## What you have to do
Give only the number of lines in the listing below where the string "desc" occurs.

◇ ◇ ◇ ◇ ◇ ◇ ◇

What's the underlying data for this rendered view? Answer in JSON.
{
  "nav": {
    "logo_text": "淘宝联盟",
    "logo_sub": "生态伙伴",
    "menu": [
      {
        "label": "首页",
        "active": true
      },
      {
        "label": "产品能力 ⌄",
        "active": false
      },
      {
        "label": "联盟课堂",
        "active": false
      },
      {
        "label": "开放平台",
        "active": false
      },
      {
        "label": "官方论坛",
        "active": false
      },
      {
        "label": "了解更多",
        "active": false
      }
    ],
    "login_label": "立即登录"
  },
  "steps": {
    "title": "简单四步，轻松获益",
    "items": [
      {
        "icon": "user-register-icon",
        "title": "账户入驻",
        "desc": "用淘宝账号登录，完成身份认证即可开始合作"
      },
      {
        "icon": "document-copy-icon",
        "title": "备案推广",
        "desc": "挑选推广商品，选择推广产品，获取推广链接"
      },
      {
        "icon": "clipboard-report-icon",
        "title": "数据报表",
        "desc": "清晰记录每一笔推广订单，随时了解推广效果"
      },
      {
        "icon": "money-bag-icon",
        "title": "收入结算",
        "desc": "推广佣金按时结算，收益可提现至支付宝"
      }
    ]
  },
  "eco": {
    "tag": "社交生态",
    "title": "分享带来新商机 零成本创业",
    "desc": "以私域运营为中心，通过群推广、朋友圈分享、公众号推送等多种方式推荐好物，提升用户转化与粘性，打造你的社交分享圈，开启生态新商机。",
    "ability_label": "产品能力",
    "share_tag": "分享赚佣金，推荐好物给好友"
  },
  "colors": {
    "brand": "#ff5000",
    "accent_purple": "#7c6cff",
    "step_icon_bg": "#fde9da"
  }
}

◇ ◇ ◇ ◇ ◇ ◇ ◇

## Output of the exercise
5